SET PROBLEM ▸ In the listing below, how many lines contain the word "Habitant"? Please respond with the number only.

RECORDS FOR THE TASK ▸
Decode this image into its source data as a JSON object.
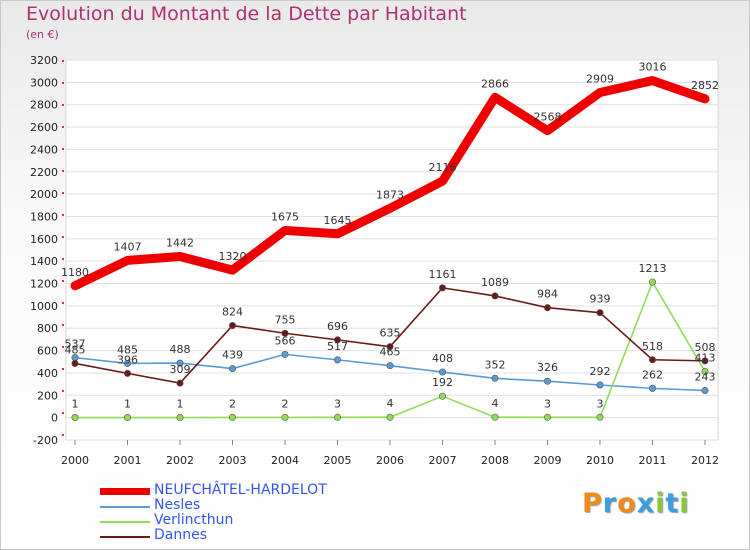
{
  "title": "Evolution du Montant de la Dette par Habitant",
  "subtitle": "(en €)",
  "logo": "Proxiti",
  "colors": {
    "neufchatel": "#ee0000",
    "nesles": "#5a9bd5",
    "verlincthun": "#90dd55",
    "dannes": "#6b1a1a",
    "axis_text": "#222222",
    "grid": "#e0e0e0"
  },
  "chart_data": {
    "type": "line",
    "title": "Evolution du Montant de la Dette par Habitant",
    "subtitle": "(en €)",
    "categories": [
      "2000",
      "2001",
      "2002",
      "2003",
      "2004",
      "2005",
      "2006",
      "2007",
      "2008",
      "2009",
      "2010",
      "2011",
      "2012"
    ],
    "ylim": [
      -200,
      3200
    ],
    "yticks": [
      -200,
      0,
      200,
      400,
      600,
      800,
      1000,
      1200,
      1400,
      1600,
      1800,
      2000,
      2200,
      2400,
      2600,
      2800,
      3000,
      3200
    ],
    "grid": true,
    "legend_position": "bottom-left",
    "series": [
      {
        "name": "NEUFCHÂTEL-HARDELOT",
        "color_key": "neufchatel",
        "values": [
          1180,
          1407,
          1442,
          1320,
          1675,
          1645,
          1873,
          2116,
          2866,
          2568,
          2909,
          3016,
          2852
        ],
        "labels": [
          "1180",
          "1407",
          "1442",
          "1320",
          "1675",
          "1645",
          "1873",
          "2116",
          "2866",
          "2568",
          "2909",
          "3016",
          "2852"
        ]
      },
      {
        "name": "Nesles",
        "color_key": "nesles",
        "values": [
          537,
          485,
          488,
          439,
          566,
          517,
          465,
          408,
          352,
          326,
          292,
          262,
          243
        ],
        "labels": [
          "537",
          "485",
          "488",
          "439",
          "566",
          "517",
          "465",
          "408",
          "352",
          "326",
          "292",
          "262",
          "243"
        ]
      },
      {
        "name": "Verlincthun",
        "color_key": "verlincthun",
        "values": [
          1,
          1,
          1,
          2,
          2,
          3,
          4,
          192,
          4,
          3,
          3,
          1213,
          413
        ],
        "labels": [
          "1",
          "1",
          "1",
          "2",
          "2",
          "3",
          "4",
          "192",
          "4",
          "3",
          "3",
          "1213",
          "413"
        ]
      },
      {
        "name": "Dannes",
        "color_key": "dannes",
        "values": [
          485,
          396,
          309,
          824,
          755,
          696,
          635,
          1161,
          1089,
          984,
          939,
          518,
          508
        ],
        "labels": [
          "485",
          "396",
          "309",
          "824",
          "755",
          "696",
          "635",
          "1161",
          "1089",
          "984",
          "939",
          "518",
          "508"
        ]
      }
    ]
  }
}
---
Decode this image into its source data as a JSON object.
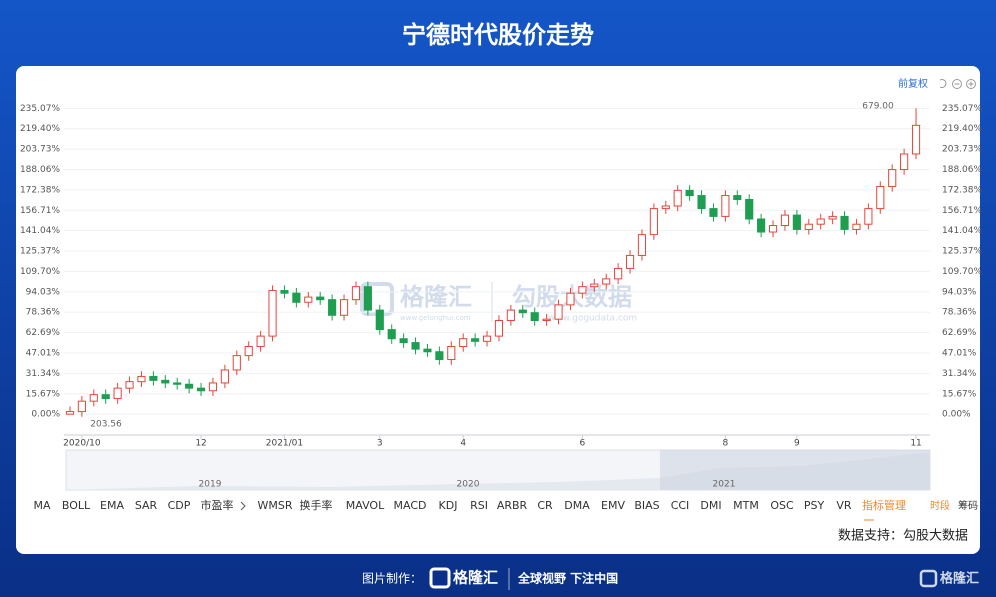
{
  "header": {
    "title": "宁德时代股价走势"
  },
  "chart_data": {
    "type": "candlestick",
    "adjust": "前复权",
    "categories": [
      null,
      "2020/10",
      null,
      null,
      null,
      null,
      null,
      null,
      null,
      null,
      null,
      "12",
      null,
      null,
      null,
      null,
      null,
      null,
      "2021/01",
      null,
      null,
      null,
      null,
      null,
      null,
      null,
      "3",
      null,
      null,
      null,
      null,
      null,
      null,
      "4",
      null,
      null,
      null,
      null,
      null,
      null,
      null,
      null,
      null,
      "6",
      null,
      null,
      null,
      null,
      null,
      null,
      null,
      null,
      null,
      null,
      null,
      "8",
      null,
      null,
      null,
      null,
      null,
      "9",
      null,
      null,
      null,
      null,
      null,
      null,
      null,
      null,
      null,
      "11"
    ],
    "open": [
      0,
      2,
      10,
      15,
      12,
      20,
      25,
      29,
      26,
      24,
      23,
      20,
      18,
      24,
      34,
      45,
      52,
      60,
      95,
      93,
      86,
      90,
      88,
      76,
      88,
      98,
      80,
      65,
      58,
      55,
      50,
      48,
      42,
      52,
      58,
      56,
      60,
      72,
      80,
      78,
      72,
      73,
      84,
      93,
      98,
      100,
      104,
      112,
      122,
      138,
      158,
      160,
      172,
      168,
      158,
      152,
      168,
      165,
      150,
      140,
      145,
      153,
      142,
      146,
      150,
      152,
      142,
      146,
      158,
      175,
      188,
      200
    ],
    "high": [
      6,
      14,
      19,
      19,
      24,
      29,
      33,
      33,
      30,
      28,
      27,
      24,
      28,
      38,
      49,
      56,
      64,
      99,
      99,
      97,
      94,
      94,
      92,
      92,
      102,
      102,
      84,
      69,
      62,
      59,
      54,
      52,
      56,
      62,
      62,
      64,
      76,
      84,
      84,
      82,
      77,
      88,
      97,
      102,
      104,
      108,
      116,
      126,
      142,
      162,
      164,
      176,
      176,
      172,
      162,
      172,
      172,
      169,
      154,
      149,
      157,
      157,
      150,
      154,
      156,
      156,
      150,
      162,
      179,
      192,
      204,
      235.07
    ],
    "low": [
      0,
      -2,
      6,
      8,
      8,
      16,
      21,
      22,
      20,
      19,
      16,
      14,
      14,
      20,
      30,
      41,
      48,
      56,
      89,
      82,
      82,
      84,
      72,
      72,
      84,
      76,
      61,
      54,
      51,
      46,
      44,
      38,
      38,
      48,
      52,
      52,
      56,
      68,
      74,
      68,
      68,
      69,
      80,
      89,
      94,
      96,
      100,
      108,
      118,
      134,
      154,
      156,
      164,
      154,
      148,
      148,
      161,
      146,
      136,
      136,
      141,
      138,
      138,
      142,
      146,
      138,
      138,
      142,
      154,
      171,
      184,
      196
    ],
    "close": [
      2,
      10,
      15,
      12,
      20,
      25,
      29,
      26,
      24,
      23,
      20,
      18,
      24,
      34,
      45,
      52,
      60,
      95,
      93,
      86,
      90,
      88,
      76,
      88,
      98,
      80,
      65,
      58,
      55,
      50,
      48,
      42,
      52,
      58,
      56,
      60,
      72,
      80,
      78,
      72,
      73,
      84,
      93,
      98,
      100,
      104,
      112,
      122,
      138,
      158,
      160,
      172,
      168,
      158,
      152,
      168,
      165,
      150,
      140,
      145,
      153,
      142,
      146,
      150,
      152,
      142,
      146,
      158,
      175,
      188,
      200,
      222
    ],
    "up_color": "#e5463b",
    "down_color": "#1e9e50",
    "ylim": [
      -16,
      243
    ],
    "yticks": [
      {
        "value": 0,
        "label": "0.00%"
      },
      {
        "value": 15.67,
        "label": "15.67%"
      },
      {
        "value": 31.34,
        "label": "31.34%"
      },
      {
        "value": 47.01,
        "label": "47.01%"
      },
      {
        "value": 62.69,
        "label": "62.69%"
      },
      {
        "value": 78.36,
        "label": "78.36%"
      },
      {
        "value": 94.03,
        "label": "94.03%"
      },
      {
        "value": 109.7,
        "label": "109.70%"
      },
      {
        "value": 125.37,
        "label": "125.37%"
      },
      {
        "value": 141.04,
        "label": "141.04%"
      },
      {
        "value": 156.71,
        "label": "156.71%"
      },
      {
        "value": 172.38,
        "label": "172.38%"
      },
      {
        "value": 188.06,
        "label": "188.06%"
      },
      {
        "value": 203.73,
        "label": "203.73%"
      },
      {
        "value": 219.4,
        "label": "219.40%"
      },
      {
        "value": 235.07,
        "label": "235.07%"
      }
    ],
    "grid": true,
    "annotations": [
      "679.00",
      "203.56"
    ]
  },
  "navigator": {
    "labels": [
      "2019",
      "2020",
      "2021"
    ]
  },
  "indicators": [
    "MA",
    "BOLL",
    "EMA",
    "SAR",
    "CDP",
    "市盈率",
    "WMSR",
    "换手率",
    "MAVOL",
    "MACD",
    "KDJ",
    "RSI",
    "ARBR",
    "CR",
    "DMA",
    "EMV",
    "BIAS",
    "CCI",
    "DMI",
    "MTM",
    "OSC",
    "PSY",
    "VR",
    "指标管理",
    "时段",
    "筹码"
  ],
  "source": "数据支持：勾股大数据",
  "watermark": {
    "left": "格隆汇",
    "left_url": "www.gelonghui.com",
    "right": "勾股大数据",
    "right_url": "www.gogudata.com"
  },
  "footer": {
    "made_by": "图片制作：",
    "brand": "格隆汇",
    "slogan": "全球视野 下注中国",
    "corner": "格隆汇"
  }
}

WRITTEN RESPONSE ▸ 2